» Stated task: Everything from the line holding "Output the text content of this document." through the last line below must be repeated exactly, and nothing else.

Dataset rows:
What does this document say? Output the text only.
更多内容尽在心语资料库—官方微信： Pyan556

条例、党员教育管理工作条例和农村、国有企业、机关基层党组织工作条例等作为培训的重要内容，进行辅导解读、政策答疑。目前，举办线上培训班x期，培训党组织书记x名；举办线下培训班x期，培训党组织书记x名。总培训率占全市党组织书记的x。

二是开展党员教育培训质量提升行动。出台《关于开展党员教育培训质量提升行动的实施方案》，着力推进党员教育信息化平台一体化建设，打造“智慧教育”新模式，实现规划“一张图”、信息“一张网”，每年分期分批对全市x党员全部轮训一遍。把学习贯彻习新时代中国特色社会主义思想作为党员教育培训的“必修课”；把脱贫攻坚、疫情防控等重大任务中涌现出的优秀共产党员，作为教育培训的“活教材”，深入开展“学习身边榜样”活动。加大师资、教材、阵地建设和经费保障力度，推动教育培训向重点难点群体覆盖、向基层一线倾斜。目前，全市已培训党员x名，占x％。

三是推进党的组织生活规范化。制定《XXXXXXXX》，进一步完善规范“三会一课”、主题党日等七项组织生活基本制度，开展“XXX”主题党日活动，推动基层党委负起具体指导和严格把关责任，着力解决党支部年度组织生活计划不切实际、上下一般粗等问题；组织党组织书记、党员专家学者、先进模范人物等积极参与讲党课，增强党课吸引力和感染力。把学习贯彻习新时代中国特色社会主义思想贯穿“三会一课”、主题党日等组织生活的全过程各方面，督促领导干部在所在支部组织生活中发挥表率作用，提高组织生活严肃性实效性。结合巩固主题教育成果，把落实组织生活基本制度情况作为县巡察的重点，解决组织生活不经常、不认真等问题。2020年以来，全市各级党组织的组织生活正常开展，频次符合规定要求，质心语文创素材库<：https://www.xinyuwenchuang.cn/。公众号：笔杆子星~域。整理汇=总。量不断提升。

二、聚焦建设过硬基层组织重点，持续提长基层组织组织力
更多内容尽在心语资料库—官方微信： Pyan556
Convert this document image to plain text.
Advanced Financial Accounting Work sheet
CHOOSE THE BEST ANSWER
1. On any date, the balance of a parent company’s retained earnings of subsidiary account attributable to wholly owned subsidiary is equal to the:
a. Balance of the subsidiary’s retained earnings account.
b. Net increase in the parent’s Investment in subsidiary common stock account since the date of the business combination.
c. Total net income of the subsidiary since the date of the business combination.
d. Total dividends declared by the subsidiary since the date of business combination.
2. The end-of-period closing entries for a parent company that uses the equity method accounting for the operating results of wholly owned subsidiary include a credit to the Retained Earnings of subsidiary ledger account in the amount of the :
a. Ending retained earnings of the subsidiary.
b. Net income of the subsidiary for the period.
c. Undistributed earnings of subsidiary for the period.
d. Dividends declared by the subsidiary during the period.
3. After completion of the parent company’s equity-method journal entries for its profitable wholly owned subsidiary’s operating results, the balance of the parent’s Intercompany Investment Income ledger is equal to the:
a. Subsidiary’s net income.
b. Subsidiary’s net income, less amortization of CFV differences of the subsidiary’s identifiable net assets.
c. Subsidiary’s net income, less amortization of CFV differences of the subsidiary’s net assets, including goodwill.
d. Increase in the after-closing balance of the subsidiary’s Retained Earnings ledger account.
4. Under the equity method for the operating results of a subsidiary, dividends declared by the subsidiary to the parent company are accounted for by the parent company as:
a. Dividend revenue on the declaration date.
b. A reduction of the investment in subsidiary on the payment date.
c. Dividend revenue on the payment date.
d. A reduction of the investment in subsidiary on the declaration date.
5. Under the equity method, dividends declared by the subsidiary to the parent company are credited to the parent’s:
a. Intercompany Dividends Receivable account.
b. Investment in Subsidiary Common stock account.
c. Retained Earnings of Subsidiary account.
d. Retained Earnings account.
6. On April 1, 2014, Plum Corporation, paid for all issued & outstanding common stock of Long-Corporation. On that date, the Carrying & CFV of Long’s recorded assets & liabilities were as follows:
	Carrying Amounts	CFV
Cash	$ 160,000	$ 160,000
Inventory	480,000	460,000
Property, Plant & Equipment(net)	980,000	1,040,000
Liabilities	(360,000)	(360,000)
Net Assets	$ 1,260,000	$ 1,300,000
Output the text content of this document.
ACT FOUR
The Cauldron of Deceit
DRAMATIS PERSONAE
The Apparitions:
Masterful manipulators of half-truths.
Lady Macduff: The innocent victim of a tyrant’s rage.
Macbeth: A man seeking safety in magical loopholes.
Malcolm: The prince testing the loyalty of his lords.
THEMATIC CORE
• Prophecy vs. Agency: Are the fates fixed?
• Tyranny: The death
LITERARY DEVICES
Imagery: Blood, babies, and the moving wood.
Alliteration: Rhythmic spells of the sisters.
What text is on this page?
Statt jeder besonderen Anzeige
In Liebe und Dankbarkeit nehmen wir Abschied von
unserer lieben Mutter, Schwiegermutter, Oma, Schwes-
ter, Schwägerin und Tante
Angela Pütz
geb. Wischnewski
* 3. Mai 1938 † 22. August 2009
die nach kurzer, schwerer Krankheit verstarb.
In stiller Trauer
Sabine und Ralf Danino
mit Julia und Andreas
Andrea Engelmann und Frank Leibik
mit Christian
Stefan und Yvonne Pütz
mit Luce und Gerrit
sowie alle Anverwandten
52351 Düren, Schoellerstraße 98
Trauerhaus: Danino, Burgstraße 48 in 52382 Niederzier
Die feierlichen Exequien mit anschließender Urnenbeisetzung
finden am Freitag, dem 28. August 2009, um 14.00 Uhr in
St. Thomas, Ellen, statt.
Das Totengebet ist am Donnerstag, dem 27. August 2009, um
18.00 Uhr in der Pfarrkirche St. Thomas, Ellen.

» Solution for this exercise:
Output the text content of this document.
ACT FOUR
The Cauldron of Deceit
DRAMATIS PERSONAE
The Apparitions:
Masterful manipulators of half-truths.
Lady Macduff: The innocent victim of a tyrant’s rage.
Macbeth: A man seeking safety in magical loopholes.
Malcolm: The prince testing the loyalty of his lords.
THEMATIC CORE
• Prophecy vs. Agency: Are the fates fixed?
• Tyranny: The death
LITERARY DEVICES
Imagery: Blood, babies, and the moving wood.
Alliteration: Rhythmic spells of the sisters.
What text is on this page?
Statt jeder besonderen Anzeige
In Liebe und Dankbarkeit nehmen wir Abschied von
unserer lieben Mutter, Schwiegermutter, Oma, Schwes-
ter, Schwägerin und Tante
Angela Pütz
geb. Wischnewski
* 3. Mai 1938 † 22. August 2009
die nach kurzer, schwerer Krankheit verstarb.
In stiller Trauer
Sabine und Ralf Danino
mit Julia und Andreas
Andrea Engelmann und Frank Leibik
mit Christian
Stefan und Yvonne Pütz
mit Luce und Gerrit
sowie alle Anverwandten
52351 Düren, Schoellerstraße 98
Trauerhaus: Danino, Burgstraße 48 in 52382 Niederzier
Die feierlichen Exequien mit anschließender Urnenbeisetzung
finden am Freitag, dem 28. August 2009, um 14.00 Uhr in
St. Thomas, Ellen, statt.
Das Totengebet ist am Donnerstag, dem 27. August 2009, um
18.00 Uhr in der Pfarrkirche St. Thomas, Ellen.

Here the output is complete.